■ **What to produce**: Copy out all the entries exactly.

***** Exercise inputs *****

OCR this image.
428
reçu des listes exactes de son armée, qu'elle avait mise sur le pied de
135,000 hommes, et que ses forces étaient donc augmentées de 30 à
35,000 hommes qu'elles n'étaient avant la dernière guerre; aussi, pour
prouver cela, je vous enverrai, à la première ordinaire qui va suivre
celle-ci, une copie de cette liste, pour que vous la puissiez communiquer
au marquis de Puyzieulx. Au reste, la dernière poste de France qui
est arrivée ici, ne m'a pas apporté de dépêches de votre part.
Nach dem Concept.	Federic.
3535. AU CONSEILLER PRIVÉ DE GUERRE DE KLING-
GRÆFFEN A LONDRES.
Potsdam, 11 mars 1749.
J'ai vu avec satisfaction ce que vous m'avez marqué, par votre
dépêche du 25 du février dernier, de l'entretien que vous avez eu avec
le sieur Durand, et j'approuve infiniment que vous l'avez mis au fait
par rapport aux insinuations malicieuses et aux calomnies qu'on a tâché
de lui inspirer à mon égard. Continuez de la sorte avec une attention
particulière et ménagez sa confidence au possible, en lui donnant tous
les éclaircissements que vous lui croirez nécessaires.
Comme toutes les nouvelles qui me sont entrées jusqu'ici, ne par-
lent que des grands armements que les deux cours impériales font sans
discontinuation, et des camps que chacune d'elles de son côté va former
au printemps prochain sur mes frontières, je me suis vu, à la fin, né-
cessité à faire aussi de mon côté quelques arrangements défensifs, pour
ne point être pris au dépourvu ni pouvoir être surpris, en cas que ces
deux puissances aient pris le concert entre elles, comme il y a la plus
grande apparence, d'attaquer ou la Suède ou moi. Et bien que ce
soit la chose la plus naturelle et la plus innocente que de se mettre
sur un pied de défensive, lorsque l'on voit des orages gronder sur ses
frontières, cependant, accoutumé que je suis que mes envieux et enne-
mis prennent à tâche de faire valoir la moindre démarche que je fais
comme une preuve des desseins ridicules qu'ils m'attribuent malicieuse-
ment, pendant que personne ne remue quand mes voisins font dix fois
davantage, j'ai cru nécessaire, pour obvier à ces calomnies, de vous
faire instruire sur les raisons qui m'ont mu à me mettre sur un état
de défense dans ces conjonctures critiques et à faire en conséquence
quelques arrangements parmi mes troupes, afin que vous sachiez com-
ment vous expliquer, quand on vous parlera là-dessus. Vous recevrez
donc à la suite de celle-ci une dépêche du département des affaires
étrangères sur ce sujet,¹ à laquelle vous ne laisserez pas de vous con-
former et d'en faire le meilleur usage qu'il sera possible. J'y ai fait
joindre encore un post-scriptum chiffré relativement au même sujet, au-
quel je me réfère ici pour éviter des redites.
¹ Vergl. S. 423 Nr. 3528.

*****

■ **Answer to this exercise**:
OCR this image.
428
reçu des listes exactes de son armée, qu'elle avait mise sur le pied de
135,000 hommes, et que ses forces étaient donc augmentées de 30 à
35,000 hommes qu'elles n'étaient avant la dernière guerre; aussi, pour
prouver cela, je vous enverrai, à la première ordinaire qui va suivre
celle-ci, une copie de cette liste, pour que vous la puissiez communiquer
au marquis de Puyzieulx. Au reste, la dernière poste de France qui
est arrivée ici, ne m'a pas apporté de dépêches de votre part.
Nach dem Concept.	Federic.
3535. AU CONSEILLER PRIVÉ DE GUERRE DE KLING-
GRÆFFEN A LONDRES.
Potsdam, 11 mars 1749.
J'ai vu avec satisfaction ce que vous m'avez marqué, par votre
dépêche du 25 du février dernier, de l'entretien que vous avez eu avec
le sieur Durand, et j'approuve infiniment que vous l'avez mis au fait
par rapport aux insinuations malicieuses et aux calomnies qu'on a tâché
de lui inspirer à mon égard. Continuez de la sorte avec une attention
particulière et ménagez sa confidence au possible, en lui donnant tous
les éclaircissements que vous lui croirez nécessaires.
Comme toutes les nouvelles qui me sont entrées jusqu'ici, ne par-
lent que des grands armements que les deux cours impériales font sans
discontinuation, et des camps que chacune d'elles de son côté va former
au printemps prochain sur mes frontières, je me suis vu, à la fin, né-
cessité à faire aussi de mon côté quelques arrangements défensifs, pour
ne point être pris au dépourvu ni pouvoir être surpris, en cas que ces
deux puissances aient pris le concert entre elles, comme il y a la plus
grande apparence, d'attaquer ou la Suède ou moi. Et bien que ce
soit la chose la plus naturelle et la plus innocente que de se mettre
sur un pied de défensive, lorsque l'on voit des orages gronder sur ses
frontières, cependant, accoutumé que je suis que mes envieux et enne-
mis prennent à tâche de faire valoir la moindre démarche que je fais
comme une preuve des desseins ridicules qu'ils m'attribuent malicieuse-
ment, pendant que personne ne remue quand mes voisins font dix fois
davantage, j'ai cru nécessaire, pour obvier à ces calomnies, de vous
faire instruire sur les raisons qui m'ont mu à me mettre sur un état
de défense dans ces conjonctures critiques et à faire en conséquence
quelques arrangements parmi mes troupes, afin que vous sachiez com-
ment vous expliquer, quand on vous parlera là-dessus. Vous recevrez
donc à la suite de celle-ci une dépêche du département des affaires
étrangères sur ce sujet,¹ à laquelle vous ne laisserez pas de vous con-
former et d'en faire le meilleur usage qu'il sera possible. J'y ai fait
joindre encore un post-scriptum chiffré relativement au même sujet, au-
quel je me réfère ici pour éviter des redites.
¹ Vergl. S. 423 Nr. 3528.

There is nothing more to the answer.